──────── Supplied data ────────
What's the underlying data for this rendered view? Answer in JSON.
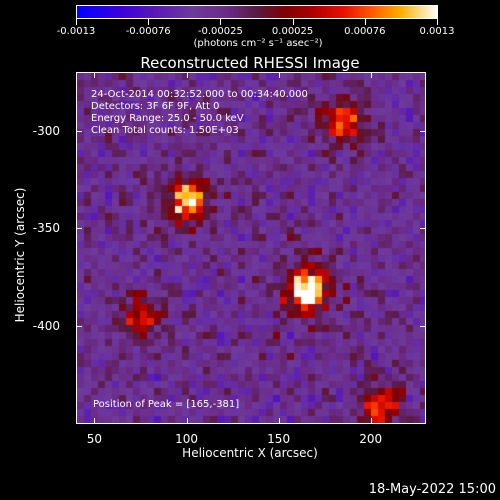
{
  "colorbar": {
    "ticks": [
      "-0.0013",
      "-0.00076",
      "-0.00025",
      "0.00025",
      "0.00076",
      "0.0013"
    ],
    "units": "(photons cm⁻² s⁻¹ asec⁻²)"
  },
  "chart_data": {
    "type": "heatmap",
    "title": "Reconstructed RHESSI Image",
    "xlabel": "Heliocentric X (arcsec)",
    "ylabel": "Heliocentric Y (arcsec)",
    "xlim": [
      40,
      230
    ],
    "ylim": [
      -450,
      -270
    ],
    "xticks": [
      "50",
      "100",
      "150",
      "200"
    ],
    "yticks": [
      "-300",
      "-350",
      "-400"
    ],
    "annotations": [
      "24-Oct-2014 00:32:52.000 to 00:34:40.000",
      "Detectors: 3F 6F 9F, Att 0",
      "Energy Range: 25.0 - 50.0 keV",
      "Clean    Total counts: 1.50E+03"
    ],
    "peak_label": "Position of Peak = [165,-381]",
    "peak": [
      165,
      -381
    ],
    "sources": [
      {
        "x": 165,
        "y": -381,
        "strength": 1.0
      },
      {
        "x": 100,
        "y": -335,
        "strength": 0.8
      },
      {
        "x": 185,
        "y": -295,
        "strength": 0.6
      },
      {
        "x": 205,
        "y": -440,
        "strength": 0.55
      },
      {
        "x": 75,
        "y": -395,
        "strength": 0.45
      }
    ]
  },
  "timestamp": "18-May-2022 15:00"
}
────────
What is required:
Copy the records word for word, leaving no picture in the copy.

Exercise answer:
What's the underlying data for this rendered view? Answer in JSON.
{
  "colorbar": {
    "ticks": [
      "-0.0013",
      "-0.00076",
      "-0.00025",
      "0.00025",
      "0.00076",
      "0.0013"
    ],
    "units": "(photons cm⁻² s⁻¹ asec⁻²)"
  },
  "chart_data": {
    "type": "heatmap",
    "title": "Reconstructed RHESSI Image",
    "xlabel": "Heliocentric X (arcsec)",
    "ylabel": "Heliocentric Y (arcsec)",
    "xlim": [
      40,
      230
    ],
    "ylim": [
      -450,
      -270
    ],
    "xticks": [
      "50",
      "100",
      "150",
      "200"
    ],
    "yticks": [
      "-300",
      "-350",
      "-400"
    ],
    "annotations": [
      "24-Oct-2014 00:32:52.000 to 00:34:40.000",
      "Detectors: 3F 6F 9F, Att 0",
      "Energy Range: 25.0 - 50.0 keV",
      "Clean    Total counts: 1.50E+03"
    ],
    "peak_label": "Position of Peak = [165,-381]",
    "peak": [
      165,
      -381
    ],
    "sources": [
      {
        "x": 165,
        "y": -381,
        "strength": 1.0
      },
      {
        "x": 100,
        "y": -335,
        "strength": 0.8
      },
      {
        "x": 185,
        "y": -295,
        "strength": 0.6
      },
      {
        "x": 205,
        "y": -440,
        "strength": 0.55
      },
      {
        "x": 75,
        "y": -395,
        "strength": 0.45
      }
    ]
  },
  "timestamp": "18-May-2022 15:00"
}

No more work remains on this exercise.